◆ **Instruction 1**:
Rewrite the data entries from the line with "Text: Weight" to the line with "Text: Manufacturer: Manufacturer", replacing "Benefits" with "Advantages" and keeping everything else the same.

◆ **Excerpt**:

────────

Probably the one that hurt the continuity the most was the portrayal of the orcs in Warlords. Before that, their actions could be pinned on the demon blood’s frenzy. Sure, they were warlike to begin with, but not outright monstrous.

Warlords took that away by showing us that they could do everything they did in the main timeline and more WITHOUT the demon blood. So it doesn’t exactly paint them as a race in a great light.

50 Likes

The most egregious was probably Warcraft 3. Warcraft was already a 10 year old franchise with a edit: dozen four spin off novels and even it’s own Tabletop setting by then.

But then here comes Warcraft 3.

It radically changed how several races’ societies worked, namely Orcs an Goblins. It introduce a race of elves that in the lore were described as evil degenerates, but are now noble people whose history is intertwined with all the major events of the setting. The Burning Legion, Pandaren, Tauren, Gnomes, Scourge, Centaur, Naga, etc. All introduced in Warcraft 3.

Also, Azeroth used to be the name of the lands that currently comprise the Eastern Kingdoms, not the whole planet.

Which isn’t to say which retcons were good/bad. I like some. Don’t care as much for others.

It did, however, change stuff so much that people came to consider it the ‘truest’ representation of Warcraft, largely throwing out much of a decade’s worth of previously established lore while simultaneously deeming any later changes in the following decade (or beyond) as retcons that are bad for the sake of deviating from what was in Warcraft 3. I do find that fact kind of annoying.

9 Likes

For me, it’s the Chronicles retcon to the boss clears for TK and SWP. Both were given to the Sha’tar and Shattered Sun Offensive respectively in the Wrath manual, but Chronicles changed this to the Horde killing Kael’thas twice and the Alliance clearing the Sunwell. Both of these retcons were not only unnecessary, but damaging to the story.

Kael’thas 1.0 was always the Alliance’s villain. His dialogue is very clearly written for Alliance players; he doesn’t need to explain his race’s backstory or cite Garithos to Horde ones. His raid cathedral – seized naaru tech – is much more Alliance-y than it is Horde. Perhaps most importantly, Silvermoon was still nominally on his side until he attacked it and stole M’uru.

This new story they cooked up about the Horde and all of Silvermoon learning about Kael’s insanity two patches earlier causes the whole timeline to fall apart, especially concerning Liadrin. Her eyes were opened to Kael’s betrayal when he attacked his homeland… only not really, because apparently she and everyone else already knew he’d gone crazy and evil. It doesn’t add up.

The Alliance clearing SWP is more straightforward in its… not-good-ness. The Horde taking out TK was stupid, but they at least retconned in a reason for it. Not so here, it’s just generically mentioned that the raid happened to be an Alliance one for parity’s sake. Going into the heart of blood elf culture and ending the expansion on a note of hope and redemption for the Horde’s blood elves is clearly more significant to… the Alliance? Such rubbish.

────────

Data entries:

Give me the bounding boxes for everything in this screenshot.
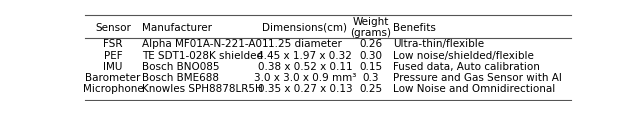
Text: Weight
(grams): Weight (grams) — [350, 17, 391, 38]
Text: 0.25: 0.25 — [359, 84, 382, 94]
Text: Fused data, Auto calibration: Fused data, Auto calibration — [393, 61, 540, 71]
Text: Sensor: Sensor — [95, 22, 131, 32]
Text: TE SDT1-028K shielded: TE SDT1-028K shielded — [142, 50, 264, 60]
Text: 0.26: 0.26 — [359, 39, 382, 49]
Text: Ultra-thin/flexible: Ultra-thin/flexible — [393, 39, 484, 49]
Text: FSR: FSR — [103, 39, 123, 49]
Text: PEF: PEF — [104, 50, 122, 60]
Text: 3.0 x 3.0 x 0.9 mm³: 3.0 x 3.0 x 0.9 mm³ — [253, 73, 356, 82]
Text: Bosch BNO085: Bosch BNO085 — [142, 61, 220, 71]
Text: Benefits: Benefits — [393, 22, 436, 32]
Text: 1.25 diameter: 1.25 diameter — [268, 39, 342, 49]
Text: Manufacturer: Manufacturer — [142, 22, 212, 32]
Text: Pressure and Gas Sensor with AI: Pressure and Gas Sensor with AI — [393, 73, 561, 82]
Text: Bosch BME688: Bosch BME688 — [142, 73, 220, 82]
Text: Microphone: Microphone — [83, 84, 143, 94]
Text: IMU: IMU — [103, 61, 123, 71]
Text: Knowles SPH8878LR5H: Knowles SPH8878LR5H — [142, 84, 263, 94]
Text: Low noise/shielded/flexible: Low noise/shielded/flexible — [393, 50, 534, 60]
Text: Low Noise and Omnidirectional: Low Noise and Omnidirectional — [393, 84, 555, 94]
Text: 0.15: 0.15 — [359, 61, 382, 71]
Text: Barometer: Barometer — [85, 73, 141, 82]
Text: Dimensions(cm): Dimensions(cm) — [262, 22, 348, 32]
Text: 0.3: 0.3 — [362, 73, 379, 82]
Text: 4.45 x 1.97 x 0.32: 4.45 x 1.97 x 0.32 — [257, 50, 353, 60]
Text: Alpha MF01A-N-221-A01: Alpha MF01A-N-221-A01 — [142, 39, 269, 49]
Text: 0.35 x 0.27 x 0.13: 0.35 x 0.27 x 0.13 — [257, 84, 352, 94]
Text: 0.38 x 0.52 x 0.11: 0.38 x 0.52 x 0.11 — [257, 61, 352, 71]
Text: 0.30: 0.30 — [359, 50, 382, 60]
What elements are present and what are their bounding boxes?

────────

◆ **Instruction 2**:
List each name that the excerpt on Warcraft lore retcons gives as introduced in Warcraft 3.

◆ **Worked solution 1**:
Text: Weight
(grams): Weight (grams) — [350, 17, 391, 38]
Text: 0.25: 0.25 — [359, 84, 382, 94]
Text: Fused data, Auto calibration: Fused data, Auto calibration — [393, 61, 540, 71]
Text: Sensor: Sensor — [95, 22, 131, 32]
Text: TE SDT1-028K shielded: TE SDT1-028K shielded — [142, 50, 264, 60]
Text: 0.26: 0.26 — [359, 39, 382, 49]
Text: Ultra-thin/flexible: Ultra-thin/flexible — [393, 39, 484, 49]
Text: FSR: FSR — [103, 39, 123, 49]
Text: PEF: PEF — [104, 50, 122, 60]
Text: 3.0 x 3.0 x 0.9 mm³: 3.0 x 3.0 x 0.9 mm³ — [253, 73, 356, 82]
Text: Bosch BNO085: Bosch BNO085 — [142, 61, 220, 71]
Text: Advantages: Advantages — [393, 22, 436, 32]
Text: 1.25 diameter: 1.25 diameter — [268, 39, 342, 49]
Text: Manufacturer: Manufacturer — [142, 22, 212, 32]

◆ **Worked solution 2**:
The Burning Legion, Pandaren, Tauren, Gnomes, Scourge, Centaur, Naga